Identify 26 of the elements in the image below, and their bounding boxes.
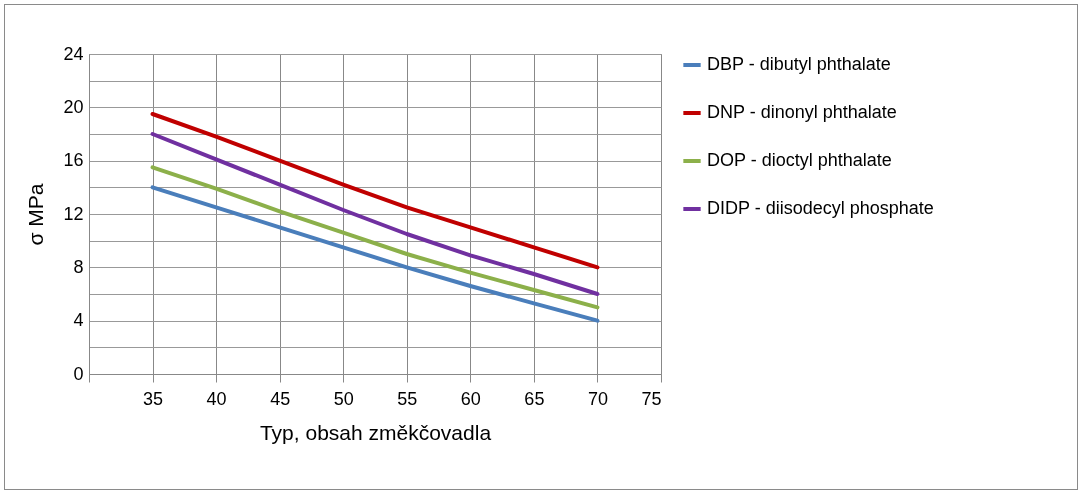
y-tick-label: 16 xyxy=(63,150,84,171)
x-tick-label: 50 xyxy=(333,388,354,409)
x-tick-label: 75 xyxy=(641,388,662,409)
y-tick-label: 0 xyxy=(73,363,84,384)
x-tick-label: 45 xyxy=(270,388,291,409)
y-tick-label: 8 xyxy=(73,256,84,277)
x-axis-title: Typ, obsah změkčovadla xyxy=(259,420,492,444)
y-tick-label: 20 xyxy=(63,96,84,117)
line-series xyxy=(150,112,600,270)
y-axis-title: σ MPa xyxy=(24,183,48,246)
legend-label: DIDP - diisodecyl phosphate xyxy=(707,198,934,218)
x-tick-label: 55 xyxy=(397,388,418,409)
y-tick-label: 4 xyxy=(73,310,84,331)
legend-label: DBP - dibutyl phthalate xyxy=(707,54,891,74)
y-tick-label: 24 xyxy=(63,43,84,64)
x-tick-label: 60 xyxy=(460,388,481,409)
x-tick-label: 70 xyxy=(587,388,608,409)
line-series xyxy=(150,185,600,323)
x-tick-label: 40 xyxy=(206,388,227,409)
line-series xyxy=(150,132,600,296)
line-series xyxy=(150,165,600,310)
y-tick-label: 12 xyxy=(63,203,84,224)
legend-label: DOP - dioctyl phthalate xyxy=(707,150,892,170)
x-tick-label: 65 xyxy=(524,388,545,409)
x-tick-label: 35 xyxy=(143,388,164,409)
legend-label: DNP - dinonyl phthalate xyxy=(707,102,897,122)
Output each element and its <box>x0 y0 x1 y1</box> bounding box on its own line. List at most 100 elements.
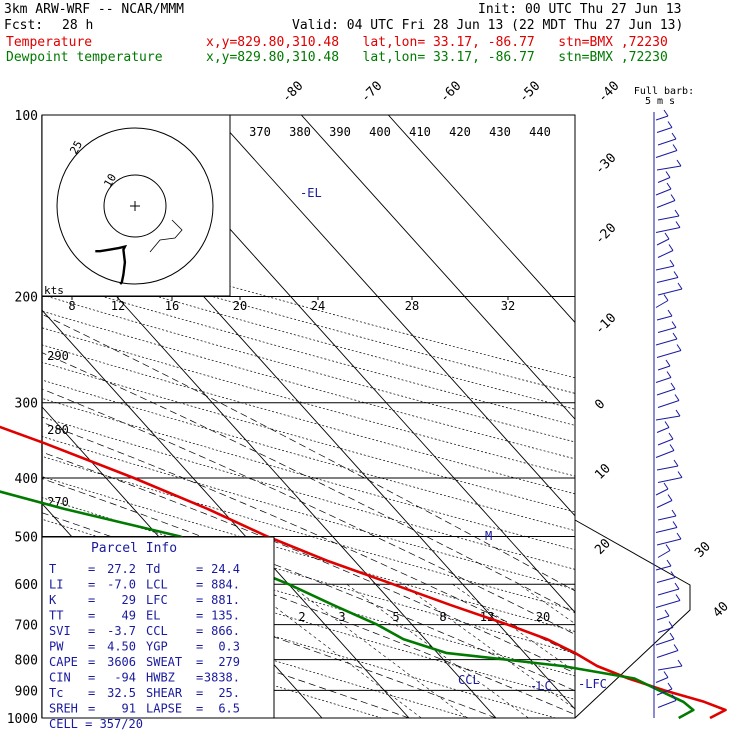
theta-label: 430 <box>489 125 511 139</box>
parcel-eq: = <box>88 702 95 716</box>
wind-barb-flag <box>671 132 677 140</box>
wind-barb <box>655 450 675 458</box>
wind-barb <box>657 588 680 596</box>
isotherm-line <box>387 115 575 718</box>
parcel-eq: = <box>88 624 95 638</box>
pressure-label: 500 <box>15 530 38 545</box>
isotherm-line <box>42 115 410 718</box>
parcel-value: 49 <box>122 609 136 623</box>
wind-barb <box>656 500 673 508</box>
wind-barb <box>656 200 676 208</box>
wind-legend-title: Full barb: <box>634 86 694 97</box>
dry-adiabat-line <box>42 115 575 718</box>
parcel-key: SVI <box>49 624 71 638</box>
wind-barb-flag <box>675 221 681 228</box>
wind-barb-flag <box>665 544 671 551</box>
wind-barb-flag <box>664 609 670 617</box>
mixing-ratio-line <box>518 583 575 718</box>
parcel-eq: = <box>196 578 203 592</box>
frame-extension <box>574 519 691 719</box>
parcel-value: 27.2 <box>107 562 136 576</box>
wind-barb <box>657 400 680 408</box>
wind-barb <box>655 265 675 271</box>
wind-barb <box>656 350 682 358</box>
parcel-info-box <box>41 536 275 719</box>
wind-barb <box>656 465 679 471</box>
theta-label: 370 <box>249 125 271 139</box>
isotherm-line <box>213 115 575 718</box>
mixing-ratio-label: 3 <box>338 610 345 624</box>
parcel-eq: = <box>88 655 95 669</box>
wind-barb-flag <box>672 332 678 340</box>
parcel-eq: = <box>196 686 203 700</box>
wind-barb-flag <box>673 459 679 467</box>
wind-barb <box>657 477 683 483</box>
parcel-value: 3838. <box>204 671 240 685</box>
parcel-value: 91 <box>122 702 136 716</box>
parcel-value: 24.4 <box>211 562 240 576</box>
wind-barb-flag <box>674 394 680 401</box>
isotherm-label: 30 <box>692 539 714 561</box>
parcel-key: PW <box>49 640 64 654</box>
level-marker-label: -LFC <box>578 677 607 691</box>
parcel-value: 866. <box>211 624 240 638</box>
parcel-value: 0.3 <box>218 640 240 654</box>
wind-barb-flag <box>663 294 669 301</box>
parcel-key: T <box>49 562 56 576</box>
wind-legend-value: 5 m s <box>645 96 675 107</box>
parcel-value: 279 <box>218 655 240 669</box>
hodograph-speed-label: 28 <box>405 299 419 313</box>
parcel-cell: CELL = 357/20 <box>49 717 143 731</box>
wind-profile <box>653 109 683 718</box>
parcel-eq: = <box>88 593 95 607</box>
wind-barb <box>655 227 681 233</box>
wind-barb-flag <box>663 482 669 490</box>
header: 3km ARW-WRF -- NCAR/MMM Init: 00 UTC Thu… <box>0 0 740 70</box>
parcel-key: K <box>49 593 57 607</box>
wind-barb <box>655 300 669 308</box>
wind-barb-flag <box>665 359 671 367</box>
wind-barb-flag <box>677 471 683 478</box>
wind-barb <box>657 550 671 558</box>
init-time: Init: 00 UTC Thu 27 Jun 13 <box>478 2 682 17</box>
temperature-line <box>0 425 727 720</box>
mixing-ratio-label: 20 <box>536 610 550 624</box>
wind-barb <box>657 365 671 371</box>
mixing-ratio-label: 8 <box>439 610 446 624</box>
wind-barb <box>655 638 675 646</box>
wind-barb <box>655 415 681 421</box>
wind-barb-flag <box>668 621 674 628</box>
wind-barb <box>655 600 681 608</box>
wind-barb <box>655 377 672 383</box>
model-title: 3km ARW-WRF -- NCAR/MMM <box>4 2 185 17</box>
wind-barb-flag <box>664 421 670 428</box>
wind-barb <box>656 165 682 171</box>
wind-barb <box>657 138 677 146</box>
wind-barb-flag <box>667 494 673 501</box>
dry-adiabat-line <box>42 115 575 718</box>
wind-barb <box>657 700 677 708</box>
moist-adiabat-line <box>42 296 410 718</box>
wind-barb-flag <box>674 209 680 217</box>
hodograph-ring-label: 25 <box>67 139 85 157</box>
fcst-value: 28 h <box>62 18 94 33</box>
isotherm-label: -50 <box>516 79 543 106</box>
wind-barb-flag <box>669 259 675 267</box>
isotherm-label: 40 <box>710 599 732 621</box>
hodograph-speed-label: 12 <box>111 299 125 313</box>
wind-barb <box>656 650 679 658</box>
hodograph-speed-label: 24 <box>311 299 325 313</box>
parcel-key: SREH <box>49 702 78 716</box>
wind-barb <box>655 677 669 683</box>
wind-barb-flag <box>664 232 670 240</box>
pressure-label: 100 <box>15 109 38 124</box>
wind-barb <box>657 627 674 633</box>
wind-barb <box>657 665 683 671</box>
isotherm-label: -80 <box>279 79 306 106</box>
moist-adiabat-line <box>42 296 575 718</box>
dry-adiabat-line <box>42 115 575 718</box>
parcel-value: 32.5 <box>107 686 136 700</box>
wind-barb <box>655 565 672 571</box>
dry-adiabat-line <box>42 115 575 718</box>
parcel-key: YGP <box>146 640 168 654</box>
......
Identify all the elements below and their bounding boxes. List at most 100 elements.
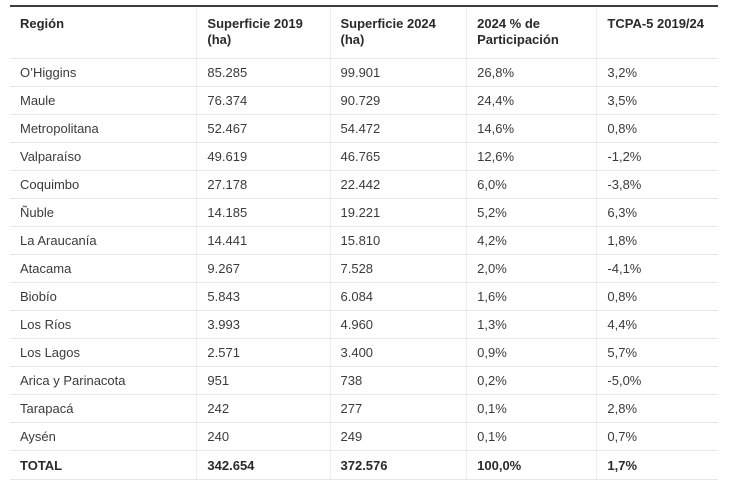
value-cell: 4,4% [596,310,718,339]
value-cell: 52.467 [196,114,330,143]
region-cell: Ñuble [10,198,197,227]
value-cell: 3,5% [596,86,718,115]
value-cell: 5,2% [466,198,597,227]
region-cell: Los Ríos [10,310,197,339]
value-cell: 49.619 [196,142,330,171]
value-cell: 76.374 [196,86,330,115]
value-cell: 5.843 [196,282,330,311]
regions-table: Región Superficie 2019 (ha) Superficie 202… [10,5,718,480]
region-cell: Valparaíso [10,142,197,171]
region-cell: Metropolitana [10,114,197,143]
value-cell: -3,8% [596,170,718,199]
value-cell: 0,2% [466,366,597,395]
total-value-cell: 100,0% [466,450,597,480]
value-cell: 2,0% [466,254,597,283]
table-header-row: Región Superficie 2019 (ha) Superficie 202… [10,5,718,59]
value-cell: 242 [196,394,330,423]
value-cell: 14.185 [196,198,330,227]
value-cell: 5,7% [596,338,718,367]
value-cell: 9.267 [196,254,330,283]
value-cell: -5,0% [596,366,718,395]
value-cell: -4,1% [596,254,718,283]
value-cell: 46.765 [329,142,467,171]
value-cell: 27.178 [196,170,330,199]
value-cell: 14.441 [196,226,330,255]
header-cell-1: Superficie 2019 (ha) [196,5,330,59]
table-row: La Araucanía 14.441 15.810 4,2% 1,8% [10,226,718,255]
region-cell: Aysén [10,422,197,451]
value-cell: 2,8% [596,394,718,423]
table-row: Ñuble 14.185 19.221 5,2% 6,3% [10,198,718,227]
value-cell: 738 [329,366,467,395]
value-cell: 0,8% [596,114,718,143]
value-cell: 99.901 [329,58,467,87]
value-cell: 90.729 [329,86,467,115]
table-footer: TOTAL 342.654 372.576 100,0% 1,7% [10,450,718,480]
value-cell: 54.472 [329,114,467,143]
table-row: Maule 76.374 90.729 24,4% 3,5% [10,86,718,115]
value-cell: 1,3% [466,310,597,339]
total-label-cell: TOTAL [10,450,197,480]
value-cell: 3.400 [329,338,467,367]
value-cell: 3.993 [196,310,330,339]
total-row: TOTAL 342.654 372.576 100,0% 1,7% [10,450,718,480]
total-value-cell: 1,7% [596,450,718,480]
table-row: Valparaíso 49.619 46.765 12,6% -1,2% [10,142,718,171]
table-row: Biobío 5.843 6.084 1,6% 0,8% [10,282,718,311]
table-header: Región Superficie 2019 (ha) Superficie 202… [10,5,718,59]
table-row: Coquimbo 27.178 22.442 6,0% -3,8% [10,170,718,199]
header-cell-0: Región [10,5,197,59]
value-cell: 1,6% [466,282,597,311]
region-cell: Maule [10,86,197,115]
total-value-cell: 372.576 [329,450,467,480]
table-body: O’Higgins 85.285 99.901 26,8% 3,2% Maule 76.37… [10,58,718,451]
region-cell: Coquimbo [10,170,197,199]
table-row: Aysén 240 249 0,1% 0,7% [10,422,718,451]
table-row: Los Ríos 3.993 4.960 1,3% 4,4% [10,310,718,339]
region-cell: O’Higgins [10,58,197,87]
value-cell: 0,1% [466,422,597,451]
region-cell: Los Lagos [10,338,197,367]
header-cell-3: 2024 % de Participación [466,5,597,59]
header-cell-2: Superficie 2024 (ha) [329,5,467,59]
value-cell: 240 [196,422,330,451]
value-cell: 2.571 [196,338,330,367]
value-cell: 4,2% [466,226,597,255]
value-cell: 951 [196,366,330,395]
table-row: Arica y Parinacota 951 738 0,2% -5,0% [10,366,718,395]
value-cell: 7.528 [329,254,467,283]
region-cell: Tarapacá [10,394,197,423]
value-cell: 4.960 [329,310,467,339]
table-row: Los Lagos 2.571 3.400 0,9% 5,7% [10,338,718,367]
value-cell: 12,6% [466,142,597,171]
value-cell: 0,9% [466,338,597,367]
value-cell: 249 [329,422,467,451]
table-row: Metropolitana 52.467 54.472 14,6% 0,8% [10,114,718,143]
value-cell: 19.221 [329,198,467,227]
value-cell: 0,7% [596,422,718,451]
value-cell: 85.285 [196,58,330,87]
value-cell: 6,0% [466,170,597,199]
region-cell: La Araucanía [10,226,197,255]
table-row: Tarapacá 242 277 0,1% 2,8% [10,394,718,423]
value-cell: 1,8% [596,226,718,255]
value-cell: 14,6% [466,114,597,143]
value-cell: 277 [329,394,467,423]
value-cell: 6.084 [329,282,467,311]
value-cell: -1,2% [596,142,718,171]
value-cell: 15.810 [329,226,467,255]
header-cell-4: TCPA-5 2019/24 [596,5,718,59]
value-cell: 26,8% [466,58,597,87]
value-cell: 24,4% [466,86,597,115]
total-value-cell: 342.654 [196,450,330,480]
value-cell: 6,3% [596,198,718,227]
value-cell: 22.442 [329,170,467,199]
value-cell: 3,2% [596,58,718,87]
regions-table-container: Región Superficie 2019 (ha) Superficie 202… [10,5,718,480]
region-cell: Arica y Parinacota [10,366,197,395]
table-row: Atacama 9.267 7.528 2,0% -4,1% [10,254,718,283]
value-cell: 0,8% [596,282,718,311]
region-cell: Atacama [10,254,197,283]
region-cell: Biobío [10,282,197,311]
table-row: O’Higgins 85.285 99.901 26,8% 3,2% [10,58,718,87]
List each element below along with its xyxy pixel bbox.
......
Count the lines in the material above that contain the string "each", and reply with the number alone.

Answer for the task >>
2